Problem statement:
Each line of the listing that contains the word "tables" is to be copied.

>> start

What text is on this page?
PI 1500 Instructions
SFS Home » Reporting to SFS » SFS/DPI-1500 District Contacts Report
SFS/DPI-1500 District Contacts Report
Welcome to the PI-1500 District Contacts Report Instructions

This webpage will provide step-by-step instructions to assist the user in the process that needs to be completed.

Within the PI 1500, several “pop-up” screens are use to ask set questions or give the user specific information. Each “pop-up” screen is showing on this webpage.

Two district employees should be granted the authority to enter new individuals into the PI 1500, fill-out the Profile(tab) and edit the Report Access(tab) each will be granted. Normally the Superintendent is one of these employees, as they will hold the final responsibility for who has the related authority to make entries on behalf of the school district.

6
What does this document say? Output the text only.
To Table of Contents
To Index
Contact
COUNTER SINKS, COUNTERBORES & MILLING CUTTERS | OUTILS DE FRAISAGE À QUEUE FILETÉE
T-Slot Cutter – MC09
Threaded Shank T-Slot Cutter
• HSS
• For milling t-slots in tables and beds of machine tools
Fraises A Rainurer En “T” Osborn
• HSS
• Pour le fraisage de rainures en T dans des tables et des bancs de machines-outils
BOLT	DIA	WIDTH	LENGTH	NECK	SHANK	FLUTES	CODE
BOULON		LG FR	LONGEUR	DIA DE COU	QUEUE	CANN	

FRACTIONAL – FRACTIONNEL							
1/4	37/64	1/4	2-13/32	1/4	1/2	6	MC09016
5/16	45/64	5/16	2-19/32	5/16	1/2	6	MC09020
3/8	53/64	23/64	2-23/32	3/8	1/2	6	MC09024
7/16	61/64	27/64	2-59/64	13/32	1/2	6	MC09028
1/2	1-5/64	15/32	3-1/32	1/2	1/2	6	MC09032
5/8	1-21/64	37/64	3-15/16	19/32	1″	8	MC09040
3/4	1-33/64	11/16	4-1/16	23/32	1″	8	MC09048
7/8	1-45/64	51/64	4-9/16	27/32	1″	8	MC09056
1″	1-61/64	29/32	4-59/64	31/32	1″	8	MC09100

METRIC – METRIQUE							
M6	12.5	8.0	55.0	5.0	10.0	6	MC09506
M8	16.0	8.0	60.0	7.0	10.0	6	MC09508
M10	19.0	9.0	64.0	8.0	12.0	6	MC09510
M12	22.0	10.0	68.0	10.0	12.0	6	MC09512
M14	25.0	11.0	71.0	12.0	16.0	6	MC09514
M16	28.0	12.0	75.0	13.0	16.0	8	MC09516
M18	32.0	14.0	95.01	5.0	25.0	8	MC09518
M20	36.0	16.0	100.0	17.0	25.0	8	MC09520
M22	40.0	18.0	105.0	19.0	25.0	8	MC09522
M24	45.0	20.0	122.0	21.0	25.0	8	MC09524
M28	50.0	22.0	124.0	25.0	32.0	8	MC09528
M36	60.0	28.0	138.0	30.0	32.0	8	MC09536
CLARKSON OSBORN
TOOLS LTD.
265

>> end

Task response:
• For milling t-slots in tables and beds of machine tools
• Pour le fraisage de rainures en T dans des tables et des bancs de machines-outils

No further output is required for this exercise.